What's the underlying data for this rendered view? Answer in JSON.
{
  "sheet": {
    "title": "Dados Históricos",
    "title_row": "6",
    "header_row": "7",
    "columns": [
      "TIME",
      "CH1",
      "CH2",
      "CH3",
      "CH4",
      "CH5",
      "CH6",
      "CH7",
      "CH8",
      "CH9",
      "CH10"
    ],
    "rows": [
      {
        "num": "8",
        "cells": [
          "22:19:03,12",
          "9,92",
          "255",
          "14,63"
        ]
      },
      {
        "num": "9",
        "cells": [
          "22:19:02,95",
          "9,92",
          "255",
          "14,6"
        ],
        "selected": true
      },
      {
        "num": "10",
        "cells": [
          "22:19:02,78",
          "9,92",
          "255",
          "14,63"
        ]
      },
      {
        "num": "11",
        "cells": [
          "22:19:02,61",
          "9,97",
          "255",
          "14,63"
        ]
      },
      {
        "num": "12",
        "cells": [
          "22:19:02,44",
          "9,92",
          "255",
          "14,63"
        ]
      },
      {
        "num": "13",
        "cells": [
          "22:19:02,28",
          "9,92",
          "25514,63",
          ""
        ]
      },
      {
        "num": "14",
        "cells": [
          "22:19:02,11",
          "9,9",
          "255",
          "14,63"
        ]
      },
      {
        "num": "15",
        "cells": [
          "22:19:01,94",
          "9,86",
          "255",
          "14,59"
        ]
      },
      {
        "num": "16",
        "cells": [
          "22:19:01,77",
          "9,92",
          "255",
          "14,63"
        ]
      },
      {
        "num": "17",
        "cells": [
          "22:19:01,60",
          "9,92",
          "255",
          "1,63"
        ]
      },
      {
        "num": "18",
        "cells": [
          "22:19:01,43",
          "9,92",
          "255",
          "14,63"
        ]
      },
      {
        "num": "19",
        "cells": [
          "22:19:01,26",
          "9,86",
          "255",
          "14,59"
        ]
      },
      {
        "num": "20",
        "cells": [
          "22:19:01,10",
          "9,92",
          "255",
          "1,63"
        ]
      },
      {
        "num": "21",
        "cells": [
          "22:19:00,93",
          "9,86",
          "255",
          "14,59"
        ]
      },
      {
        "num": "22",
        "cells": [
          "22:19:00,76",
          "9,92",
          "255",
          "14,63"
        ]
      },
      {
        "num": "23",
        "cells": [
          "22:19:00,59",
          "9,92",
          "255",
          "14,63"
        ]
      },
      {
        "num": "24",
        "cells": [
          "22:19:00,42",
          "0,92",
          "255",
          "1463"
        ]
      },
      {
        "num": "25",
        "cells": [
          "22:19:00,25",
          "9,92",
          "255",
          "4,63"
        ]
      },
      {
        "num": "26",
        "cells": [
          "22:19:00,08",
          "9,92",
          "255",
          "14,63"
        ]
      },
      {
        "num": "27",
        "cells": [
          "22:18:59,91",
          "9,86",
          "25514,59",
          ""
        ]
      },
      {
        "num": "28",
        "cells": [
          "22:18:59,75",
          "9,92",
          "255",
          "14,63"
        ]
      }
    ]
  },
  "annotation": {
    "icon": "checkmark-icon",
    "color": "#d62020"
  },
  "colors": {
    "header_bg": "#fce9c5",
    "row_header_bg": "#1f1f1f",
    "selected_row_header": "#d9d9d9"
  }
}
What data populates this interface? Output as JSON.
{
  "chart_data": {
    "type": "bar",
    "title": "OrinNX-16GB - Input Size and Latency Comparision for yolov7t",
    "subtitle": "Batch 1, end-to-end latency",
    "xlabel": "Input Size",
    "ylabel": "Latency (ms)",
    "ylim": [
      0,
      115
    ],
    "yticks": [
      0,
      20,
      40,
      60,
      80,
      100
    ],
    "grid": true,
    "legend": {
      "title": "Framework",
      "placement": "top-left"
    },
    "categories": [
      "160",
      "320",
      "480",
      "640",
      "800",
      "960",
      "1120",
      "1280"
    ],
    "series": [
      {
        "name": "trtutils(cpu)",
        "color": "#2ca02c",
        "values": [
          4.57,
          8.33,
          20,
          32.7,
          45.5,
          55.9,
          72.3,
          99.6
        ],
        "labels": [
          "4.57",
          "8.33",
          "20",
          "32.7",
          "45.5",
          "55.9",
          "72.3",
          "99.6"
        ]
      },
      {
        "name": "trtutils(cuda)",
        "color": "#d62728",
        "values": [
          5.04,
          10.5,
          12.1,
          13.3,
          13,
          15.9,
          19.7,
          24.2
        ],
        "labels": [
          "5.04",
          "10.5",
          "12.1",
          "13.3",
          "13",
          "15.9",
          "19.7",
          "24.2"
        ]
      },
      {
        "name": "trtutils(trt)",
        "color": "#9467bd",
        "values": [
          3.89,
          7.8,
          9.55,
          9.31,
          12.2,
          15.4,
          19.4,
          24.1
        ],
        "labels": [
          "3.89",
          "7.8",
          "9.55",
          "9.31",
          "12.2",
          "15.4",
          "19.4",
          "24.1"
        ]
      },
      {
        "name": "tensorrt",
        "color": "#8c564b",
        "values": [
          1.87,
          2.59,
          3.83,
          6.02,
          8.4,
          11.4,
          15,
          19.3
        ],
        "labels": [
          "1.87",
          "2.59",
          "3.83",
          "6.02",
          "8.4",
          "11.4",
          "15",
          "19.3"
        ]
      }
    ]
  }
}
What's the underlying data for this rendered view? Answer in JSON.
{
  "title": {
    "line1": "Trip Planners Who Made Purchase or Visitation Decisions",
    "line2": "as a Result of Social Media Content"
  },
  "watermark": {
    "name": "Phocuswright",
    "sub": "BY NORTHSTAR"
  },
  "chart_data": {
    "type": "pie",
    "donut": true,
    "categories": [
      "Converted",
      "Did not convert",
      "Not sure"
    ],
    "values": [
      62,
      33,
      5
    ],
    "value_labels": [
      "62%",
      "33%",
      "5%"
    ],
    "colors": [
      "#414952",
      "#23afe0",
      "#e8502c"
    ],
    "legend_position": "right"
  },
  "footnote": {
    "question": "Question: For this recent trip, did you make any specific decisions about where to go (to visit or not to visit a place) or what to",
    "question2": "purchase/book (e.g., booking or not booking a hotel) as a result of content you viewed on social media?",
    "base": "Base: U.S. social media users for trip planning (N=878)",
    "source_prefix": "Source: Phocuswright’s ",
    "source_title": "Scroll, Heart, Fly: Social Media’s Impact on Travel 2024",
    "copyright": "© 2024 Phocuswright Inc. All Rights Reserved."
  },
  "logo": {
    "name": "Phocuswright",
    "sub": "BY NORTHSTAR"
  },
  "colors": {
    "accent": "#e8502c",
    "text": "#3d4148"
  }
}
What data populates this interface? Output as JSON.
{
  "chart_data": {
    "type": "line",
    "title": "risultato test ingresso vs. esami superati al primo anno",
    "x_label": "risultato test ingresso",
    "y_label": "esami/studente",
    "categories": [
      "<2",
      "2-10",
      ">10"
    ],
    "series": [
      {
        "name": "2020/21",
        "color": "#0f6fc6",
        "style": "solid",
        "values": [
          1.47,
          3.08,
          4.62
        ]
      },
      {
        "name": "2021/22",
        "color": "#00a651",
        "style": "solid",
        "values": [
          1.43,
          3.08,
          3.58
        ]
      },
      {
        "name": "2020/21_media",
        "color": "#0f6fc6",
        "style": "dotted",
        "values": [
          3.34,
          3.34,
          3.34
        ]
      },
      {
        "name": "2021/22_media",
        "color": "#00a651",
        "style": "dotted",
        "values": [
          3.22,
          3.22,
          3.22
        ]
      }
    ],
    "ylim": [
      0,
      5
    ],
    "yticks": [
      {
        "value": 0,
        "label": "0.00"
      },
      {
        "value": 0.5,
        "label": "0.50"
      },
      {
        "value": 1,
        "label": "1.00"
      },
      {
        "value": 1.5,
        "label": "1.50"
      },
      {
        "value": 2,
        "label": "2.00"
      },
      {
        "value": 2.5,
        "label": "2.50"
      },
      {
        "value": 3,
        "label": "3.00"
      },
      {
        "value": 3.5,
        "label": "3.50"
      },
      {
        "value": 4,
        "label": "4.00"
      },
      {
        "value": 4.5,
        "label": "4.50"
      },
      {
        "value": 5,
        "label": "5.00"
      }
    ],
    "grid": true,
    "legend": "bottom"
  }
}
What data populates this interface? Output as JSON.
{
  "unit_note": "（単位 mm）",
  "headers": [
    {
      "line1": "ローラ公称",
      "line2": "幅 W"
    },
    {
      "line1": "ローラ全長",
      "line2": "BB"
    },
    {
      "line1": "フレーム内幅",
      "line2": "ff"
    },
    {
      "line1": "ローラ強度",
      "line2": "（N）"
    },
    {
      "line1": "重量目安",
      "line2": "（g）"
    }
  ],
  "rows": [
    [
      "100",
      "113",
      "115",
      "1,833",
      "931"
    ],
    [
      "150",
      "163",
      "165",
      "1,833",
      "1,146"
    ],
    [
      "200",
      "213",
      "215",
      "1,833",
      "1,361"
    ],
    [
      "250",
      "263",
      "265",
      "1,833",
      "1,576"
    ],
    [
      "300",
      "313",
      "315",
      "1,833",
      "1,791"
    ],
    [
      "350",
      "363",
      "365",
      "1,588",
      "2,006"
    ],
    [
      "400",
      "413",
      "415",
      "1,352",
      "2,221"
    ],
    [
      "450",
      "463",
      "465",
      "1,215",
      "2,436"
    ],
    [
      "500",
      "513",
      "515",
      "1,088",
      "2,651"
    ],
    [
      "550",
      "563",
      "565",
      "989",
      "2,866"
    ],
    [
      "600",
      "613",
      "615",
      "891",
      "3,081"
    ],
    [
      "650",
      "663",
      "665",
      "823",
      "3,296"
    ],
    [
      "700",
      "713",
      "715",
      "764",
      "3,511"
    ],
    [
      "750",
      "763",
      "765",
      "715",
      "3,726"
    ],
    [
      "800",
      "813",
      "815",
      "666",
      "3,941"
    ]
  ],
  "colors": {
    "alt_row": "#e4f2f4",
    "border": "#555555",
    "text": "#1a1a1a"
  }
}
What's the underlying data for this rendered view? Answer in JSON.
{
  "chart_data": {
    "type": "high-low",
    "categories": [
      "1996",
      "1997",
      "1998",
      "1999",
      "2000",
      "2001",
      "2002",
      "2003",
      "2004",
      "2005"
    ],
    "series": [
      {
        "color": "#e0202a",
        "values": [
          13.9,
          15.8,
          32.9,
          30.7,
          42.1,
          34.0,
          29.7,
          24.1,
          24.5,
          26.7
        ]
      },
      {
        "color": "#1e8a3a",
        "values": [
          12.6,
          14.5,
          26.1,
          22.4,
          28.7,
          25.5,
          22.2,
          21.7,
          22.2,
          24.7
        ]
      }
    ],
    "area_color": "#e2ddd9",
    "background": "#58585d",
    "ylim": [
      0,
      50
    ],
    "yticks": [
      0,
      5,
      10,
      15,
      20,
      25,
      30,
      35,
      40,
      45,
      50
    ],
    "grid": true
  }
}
------------------------------
STATED EXERCISE: What number of lines in the records contain the word "Phocuswright"? Answer with that number alone.

RESPONSE TO THIS TASK: 4